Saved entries
▬▬▬

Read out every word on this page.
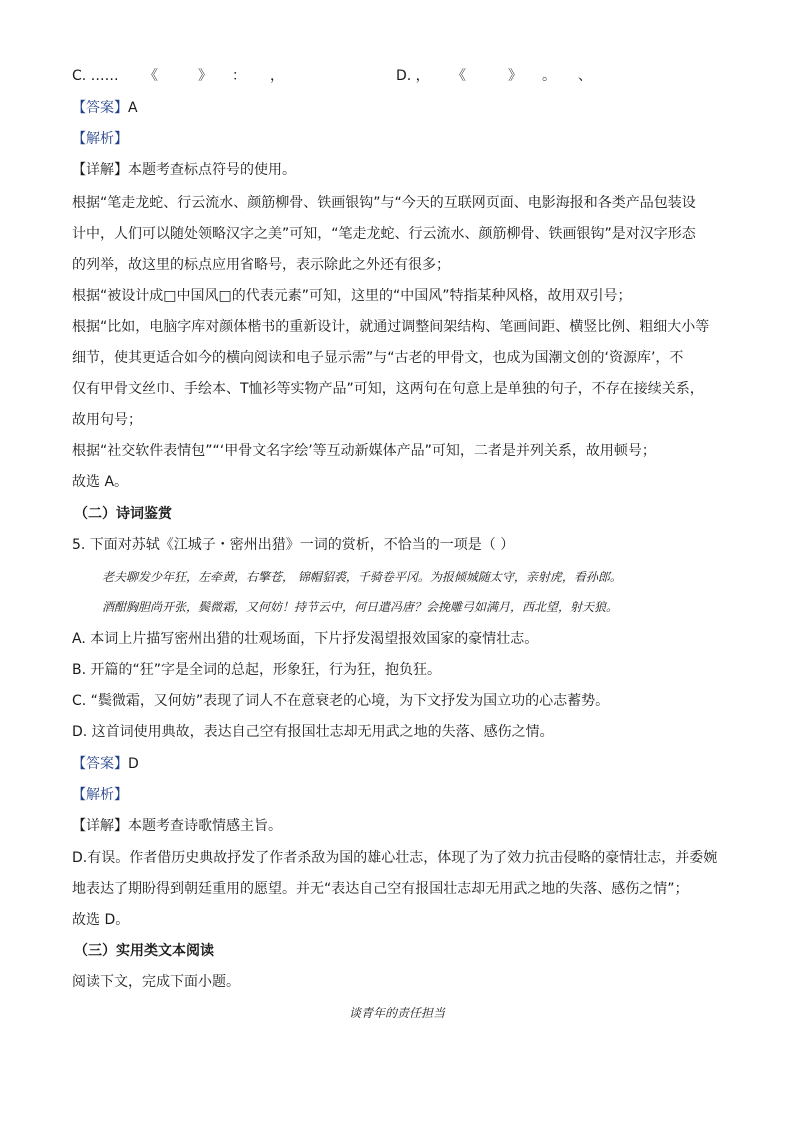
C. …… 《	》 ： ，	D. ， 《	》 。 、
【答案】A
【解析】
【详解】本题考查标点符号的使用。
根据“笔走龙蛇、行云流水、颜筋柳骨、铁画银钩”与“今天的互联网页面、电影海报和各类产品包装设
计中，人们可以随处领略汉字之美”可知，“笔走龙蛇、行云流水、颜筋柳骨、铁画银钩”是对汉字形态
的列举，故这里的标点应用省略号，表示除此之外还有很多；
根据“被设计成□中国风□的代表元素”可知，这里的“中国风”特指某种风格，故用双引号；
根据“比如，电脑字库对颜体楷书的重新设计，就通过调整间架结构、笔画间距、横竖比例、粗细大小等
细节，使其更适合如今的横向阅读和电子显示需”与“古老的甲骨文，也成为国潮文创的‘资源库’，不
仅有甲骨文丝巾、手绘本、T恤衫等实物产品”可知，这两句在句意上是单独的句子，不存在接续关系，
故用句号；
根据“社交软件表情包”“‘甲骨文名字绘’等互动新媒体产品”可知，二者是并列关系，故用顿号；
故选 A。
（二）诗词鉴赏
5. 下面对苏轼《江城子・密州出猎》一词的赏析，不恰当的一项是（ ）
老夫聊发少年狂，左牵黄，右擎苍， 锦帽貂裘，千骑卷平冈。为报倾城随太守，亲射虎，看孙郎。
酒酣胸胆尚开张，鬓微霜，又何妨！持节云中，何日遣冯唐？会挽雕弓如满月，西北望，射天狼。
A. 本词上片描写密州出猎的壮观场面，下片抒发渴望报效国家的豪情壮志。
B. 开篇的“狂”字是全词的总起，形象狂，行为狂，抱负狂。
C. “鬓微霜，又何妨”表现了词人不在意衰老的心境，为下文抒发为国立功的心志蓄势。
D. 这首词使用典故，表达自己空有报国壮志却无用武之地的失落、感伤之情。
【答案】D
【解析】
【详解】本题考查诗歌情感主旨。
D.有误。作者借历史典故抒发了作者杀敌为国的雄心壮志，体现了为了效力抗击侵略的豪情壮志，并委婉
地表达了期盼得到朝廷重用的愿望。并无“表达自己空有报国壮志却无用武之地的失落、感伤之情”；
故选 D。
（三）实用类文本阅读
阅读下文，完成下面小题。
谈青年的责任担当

▬▬▬

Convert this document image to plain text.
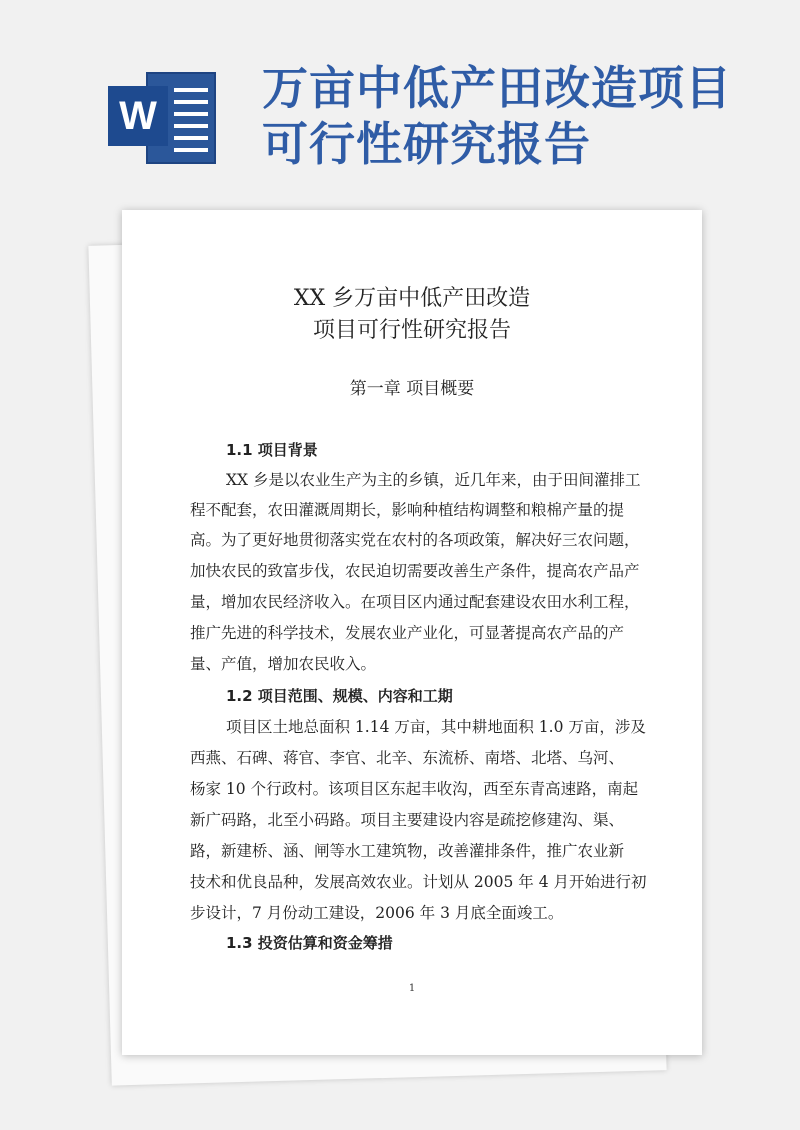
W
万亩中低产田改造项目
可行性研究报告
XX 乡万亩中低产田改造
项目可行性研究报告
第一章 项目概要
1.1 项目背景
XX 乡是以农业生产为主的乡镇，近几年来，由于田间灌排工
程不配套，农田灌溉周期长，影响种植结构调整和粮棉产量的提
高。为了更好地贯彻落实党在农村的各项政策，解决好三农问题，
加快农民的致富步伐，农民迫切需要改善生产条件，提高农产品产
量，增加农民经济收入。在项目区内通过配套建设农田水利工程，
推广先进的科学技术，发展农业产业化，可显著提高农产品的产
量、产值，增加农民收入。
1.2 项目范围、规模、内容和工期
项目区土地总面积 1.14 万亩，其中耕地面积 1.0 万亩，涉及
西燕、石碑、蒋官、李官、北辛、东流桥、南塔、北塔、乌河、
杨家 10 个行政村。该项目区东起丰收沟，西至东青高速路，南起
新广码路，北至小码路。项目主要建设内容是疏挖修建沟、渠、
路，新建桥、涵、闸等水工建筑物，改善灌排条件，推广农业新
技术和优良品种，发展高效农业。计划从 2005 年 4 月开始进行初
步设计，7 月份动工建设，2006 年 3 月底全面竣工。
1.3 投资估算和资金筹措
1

▬▬▬

From the records, copy every line that has the string "颜筋柳骨" in it.

TASK OUTPUT
根据“笔走龙蛇、行云流水、颜筋柳骨、铁画银钩”与“今天的互联网页面、电影海报和各类产品包装设
计中，人们可以随处领略汉字之美”可知，“笔走龙蛇、行云流水、颜筋柳骨、铁画银钩”是对汉字形态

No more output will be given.